*What to do:* Transcribe all of the records precisely as they are presented.
-- -- --
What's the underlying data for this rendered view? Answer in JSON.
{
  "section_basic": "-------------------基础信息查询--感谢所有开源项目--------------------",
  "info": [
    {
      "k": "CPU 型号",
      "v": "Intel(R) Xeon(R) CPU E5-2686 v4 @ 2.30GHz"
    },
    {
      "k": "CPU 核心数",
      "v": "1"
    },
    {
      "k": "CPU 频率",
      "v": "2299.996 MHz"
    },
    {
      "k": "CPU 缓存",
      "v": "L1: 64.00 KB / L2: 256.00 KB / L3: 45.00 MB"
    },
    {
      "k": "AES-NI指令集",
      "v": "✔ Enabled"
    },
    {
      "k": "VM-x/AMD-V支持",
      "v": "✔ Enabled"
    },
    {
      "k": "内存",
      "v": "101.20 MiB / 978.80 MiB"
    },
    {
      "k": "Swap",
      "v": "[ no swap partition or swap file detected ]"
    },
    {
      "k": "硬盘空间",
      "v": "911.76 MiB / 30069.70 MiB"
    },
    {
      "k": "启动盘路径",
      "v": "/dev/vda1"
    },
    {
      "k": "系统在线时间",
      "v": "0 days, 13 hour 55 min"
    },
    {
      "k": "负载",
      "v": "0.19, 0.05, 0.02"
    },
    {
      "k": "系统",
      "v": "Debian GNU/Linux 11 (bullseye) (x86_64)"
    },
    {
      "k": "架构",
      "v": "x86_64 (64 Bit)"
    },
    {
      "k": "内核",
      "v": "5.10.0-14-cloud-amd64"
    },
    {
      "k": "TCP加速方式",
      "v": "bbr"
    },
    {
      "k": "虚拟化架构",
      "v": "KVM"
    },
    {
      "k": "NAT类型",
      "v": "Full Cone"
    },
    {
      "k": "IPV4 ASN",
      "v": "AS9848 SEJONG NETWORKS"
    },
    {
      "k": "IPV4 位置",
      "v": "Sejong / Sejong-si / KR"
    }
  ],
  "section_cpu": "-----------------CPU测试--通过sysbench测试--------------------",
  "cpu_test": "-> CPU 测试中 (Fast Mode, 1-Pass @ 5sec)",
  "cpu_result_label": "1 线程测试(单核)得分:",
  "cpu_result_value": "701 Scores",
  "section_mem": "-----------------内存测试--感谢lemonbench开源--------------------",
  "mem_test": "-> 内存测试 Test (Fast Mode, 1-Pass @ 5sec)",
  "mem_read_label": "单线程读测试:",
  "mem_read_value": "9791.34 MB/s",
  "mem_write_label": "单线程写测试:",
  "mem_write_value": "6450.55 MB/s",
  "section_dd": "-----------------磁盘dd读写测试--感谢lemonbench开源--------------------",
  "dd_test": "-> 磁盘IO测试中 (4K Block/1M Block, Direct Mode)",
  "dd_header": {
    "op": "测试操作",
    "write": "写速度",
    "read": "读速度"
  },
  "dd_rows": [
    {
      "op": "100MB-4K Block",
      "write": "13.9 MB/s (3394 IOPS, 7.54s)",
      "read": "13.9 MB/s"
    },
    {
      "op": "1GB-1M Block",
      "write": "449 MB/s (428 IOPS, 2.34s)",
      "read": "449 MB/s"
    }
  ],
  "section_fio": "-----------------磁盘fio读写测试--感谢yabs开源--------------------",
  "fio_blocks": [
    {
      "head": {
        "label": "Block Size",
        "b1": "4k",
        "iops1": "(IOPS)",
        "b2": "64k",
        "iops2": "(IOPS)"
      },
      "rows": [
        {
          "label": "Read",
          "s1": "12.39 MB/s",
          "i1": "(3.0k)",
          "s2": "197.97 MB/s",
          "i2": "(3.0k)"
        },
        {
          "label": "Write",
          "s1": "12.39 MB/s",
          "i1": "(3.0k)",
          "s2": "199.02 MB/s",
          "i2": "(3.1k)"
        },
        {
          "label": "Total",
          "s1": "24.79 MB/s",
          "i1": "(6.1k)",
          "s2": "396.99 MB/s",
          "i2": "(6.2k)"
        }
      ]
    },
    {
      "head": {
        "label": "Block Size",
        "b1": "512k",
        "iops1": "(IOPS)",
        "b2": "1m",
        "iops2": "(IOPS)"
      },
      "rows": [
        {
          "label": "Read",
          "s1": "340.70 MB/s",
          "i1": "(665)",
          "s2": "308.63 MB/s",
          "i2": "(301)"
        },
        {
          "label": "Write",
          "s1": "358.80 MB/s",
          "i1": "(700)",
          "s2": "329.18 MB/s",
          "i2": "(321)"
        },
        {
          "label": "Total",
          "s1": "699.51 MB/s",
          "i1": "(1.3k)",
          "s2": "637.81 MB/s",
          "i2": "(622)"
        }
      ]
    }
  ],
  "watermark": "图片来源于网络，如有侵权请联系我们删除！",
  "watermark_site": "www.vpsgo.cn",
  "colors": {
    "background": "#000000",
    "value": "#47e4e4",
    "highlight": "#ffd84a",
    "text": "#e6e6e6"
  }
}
-- -- --
*Solution below:*
What's the underlying data for this rendered view? Answer in JSON.
{
  "section_basic": "-------------------基础信息查询--感谢所有开源项目--------------------",
  "info": [
    {
      "k": "CPU 型号",
      "v": "Intel(R) Xeon(R) CPU E5-2686 v4 @ 2.30GHz"
    },
    {
      "k": "CPU 核心数",
      "v": "1"
    },
    {
      "k": "CPU 频率",
      "v": "2299.996 MHz"
    },
    {
      "k": "CPU 缓存",
      "v": "L1: 64.00 KB / L2: 256.00 KB / L3: 45.00 MB"
    },
    {
      "k": "AES-NI指令集",
      "v": "✔ Enabled"
    },
    {
      "k": "VM-x/AMD-V支持",
      "v": "✔ Enabled"
    },
    {
      "k": "内存",
      "v": "101.20 MiB / 978.80 MiB"
    },
    {
      "k": "Swap",
      "v": "[ no swap partition or swap file detected ]"
    },
    {
      "k": "硬盘空间",
      "v": "911.76 MiB / 30069.70 MiB"
    },
    {
      "k": "启动盘路径",
      "v": "/dev/vda1"
    },
    {
      "k": "系统在线时间",
      "v": "0 days, 13 hour 55 min"
    },
    {
      "k": "负载",
      "v": "0.19, 0.05, 0.02"
    },
    {
      "k": "系统",
      "v": "Debian GNU/Linux 11 (bullseye) (x86_64)"
    },
    {
      "k": "架构",
      "v": "x86_64 (64 Bit)"
    },
    {
      "k": "内核",
      "v": "5.10.0-14-cloud-amd64"
    },
    {
      "k": "TCP加速方式",
      "v": "bbr"
    },
    {
      "k": "虚拟化架构",
      "v": "KVM"
    },
    {
      "k": "NAT类型",
      "v": "Full Cone"
    },
    {
      "k": "IPV4 ASN",
      "v": "AS9848 SEJONG NETWORKS"
    },
    {
      "k": "IPV4 位置",
      "v": "Sejong / Sejong-si / KR"
    }
  ],
  "section_cpu": "-----------------CPU测试--通过sysbench测试--------------------",
  "cpu_test": "-> CPU 测试中 (Fast Mode, 1-Pass @ 5sec)",
  "cpu_result_label": "1 线程测试(单核)得分:",
  "cpu_result_value": "701 Scores",
  "section_mem": "-----------------内存测试--感谢lemonbench开源--------------------",
  "mem_test": "-> 内存测试 Test (Fast Mode, 1-Pass @ 5sec)",
  "mem_read_label": "单线程读测试:",
  "mem_read_value": "9791.34 MB/s",
  "mem_write_label": "单线程写测试:",
  "mem_write_value": "6450.55 MB/s",
  "section_dd": "-----------------磁盘dd读写测试--感谢lemonbench开源--------------------",
  "dd_test": "-> 磁盘IO测试中 (4K Block/1M Block, Direct Mode)",
  "dd_header": {
    "op": "测试操作",
    "write": "写速度",
    "read": "读速度"
  },
  "dd_rows": [
    {
      "op": "100MB-4K Block",
      "write": "13.9 MB/s (3394 IOPS, 7.54s)",
      "read": "13.9 MB/s"
    },
    {
      "op": "1GB-1M Block",
      "write": "449 MB/s (428 IOPS, 2.34s)",
      "read": "449 MB/s"
    }
  ],
  "section_fio": "-----------------磁盘fio读写测试--感谢yabs开源--------------------",
  "fio_blocks": [
    {
      "head": {
        "label": "Block Size",
        "b1": "4k",
        "iops1": "(IOPS)",
        "b2": "64k",
        "iops2": "(IOPS)"
      },
      "rows": [
        {
          "label": "Read",
          "s1": "12.39 MB/s",
          "i1": "(3.0k)",
          "s2": "197.97 MB/s",
          "i2": "(3.0k)"
        },
        {
          "label": "Write",
          "s1": "12.39 MB/s",
          "i1": "(3.0k)",
          "s2": "199.02 MB/s",
          "i2": "(3.1k)"
        },
        {
          "label": "Total",
          "s1": "24.79 MB/s",
          "i1": "(6.1k)",
          "s2": "396.99 MB/s",
          "i2": "(6.2k)"
        }
      ]
    },
    {
      "head": {
        "label": "Block Size",
        "b1": "512k",
        "iops1": "(IOPS)",
        "b2": "1m",
        "iops2": "(IOPS)"
      },
      "rows": [
        {
          "label": "Read",
          "s1": "340.70 MB/s",
          "i1": "(665)",
          "s2": "308.63 MB/s",
          "i2": "(301)"
        },
        {
          "label": "Write",
          "s1": "358.80 MB/s",
          "i1": "(700)",
          "s2": "329.18 MB/s",
          "i2": "(321)"
        },
        {
          "label": "Total",
          "s1": "699.51 MB/s",
          "i1": "(1.3k)",
          "s2": "637.81 MB/s",
          "i2": "(622)"
        }
      ]
    }
  ],
  "watermark": "图片来源于网络，如有侵权请联系我们删除！",
  "watermark_site": "www.vpsgo.cn",
  "colors": {
    "background": "#000000",
    "value": "#47e4e4",
    "highlight": "#ffd84a",
    "text": "#e6e6e6"
  }
}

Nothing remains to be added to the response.